Output all of the records exactly as written.

Dataset rows about figures:
......

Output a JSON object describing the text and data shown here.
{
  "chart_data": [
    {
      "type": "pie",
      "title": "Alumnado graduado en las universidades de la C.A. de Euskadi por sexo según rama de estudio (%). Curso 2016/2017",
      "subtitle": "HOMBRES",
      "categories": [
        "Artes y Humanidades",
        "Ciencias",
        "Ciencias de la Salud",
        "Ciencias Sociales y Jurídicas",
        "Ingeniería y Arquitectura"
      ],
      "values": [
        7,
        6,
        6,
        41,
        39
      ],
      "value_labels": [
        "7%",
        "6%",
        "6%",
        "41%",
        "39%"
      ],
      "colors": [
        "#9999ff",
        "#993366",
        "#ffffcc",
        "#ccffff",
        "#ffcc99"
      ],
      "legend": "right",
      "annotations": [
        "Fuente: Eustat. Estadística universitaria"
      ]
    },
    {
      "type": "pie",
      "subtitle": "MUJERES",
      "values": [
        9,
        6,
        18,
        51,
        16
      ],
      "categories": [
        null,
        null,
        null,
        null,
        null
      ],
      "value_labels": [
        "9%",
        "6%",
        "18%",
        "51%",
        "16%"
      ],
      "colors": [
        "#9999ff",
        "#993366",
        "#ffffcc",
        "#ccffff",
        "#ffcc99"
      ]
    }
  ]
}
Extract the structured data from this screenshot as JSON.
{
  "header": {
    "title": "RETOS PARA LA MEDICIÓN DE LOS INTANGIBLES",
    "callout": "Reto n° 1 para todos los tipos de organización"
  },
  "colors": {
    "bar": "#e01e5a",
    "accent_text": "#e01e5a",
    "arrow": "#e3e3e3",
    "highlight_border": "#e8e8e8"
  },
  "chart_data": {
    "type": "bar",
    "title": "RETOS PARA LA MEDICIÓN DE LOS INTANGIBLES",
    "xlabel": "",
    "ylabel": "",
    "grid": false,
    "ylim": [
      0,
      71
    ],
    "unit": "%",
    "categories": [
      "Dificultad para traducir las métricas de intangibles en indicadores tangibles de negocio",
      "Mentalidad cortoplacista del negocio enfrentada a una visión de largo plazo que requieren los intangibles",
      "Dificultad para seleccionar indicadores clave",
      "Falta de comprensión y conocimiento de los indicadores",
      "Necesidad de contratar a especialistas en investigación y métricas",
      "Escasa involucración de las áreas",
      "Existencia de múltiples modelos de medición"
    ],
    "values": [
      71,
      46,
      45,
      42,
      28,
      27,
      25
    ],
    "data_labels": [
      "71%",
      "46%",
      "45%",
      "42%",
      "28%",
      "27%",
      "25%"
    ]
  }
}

......

Task result:
Output a JSON object describing the text and data shown here.
{
  "chart_data": [
    {
      "type": "pie",
      "title": "Alumnado graduado en las universidades de la C.A. de Euskadi por sexo según rama de estudio (%). Curso 2016/2017",
      "subtitle": "HOMBRES",
      "categories": [
        "Artes y Humanidades",
        "Ciencias",
        "Ciencias de la Salud",
        "Ciencias Sociales y Jurídicas",
        "Ingeniería y Arquitectura"
      ],
      "values": [
        7,
        6,
        6,
        41,
        39
      ],
      "value_labels": [
        "7%",
        "6%",
        "6%",
        "41%",
        "39%"
      ],
      "colors": [
        "#9999ff",
        "#993366",
        "#ffffcc",
        "#ccffff",
        "#ffcc99"
      ],
      "legend": "right",
      "annotations": [
        "Fuente: Eustat. Estadística universitaria"
      ]
    },
    {
      "type": "pie",
      "subtitle": "MUJERES",
      "values": [
        9,
        6,
        18,
        51,
        16
      ],
      "categories": [
        null,
        null,
        null,
        null,
        null
      ],
      "value_labels": [
        "9%",
        "6%",
        "18%",
        "51%",
        "16%"
      ],
      "colors": [
        "#9999ff",
        "#993366",
        "#ffffcc",
        "#ccffff",
        "#ffcc99"
      ]
    }
  ]
}
Extract the structured data from this screenshot as JSON.
{
  "header": {
    "title": "RETOS PARA LA MEDICIÓN DE LOS INTANGIBLES",
    "callout": "Reto n° 1 para todos los tipos de organización"
  },
  "colors": {
    "bar": "#e01e5a",
    "accent_text": "#e01e5a",
    "arrow": "#e3e3e3",
    "highlight_border": "#e8e8e8"
  },
  "chart_data": {
    "type": "bar",
    "title": "RETOS PARA LA MEDICIÓN DE LOS INTANGIBLES",
    "xlabel": "",
    "ylabel": "",
    "grid": false,
    "ylim": [
      0,
      71
    ],
    "unit": "%",
    "categories": [
      "Dificultad para traducir las métricas de intangibles en indicadores tangibles de negocio",
      "Mentalidad cortoplacista del negocio enfrentada a una visión de largo plazo que requieren los intangibles",
      "Dificultad para seleccionar indicadores clave",
      "Falta de comprensión y conocimiento de los indicadores",
      "Necesidad de contratar a especialistas en investigación y métricas",
      "Escasa involucración de las áreas",
      "Existencia de múltiples modelos de medición"
    ],
    "values": [
      71,
      46,
      45,
      42,
      28,
      27,
      25
    ],
    "data_labels": [
      "71%",
      "46%",
      "45%",
      "42%",
      "28%",
      "27%",
      "25%"
    ]
  }
}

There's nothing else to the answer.